* **Task requirements**
Whenever a line contains the string "eggs", copy it out of the entries.

Collection entries

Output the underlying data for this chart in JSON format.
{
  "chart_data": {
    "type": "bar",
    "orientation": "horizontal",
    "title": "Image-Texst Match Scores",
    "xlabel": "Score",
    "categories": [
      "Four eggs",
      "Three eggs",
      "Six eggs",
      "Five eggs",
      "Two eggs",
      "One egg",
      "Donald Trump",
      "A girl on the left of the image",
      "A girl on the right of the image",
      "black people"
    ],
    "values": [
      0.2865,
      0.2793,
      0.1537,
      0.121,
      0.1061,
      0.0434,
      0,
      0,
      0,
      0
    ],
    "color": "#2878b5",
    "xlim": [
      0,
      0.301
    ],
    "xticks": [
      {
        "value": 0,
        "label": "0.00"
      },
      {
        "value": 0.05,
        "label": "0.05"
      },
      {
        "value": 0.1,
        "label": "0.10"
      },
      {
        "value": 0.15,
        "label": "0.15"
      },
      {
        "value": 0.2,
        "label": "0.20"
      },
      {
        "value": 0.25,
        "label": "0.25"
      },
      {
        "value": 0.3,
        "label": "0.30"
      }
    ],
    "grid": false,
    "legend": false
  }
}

* **In response**
      "Four eggs",
      "Three eggs",
      "Six eggs",
      "Five eggs",
      "Two eggs",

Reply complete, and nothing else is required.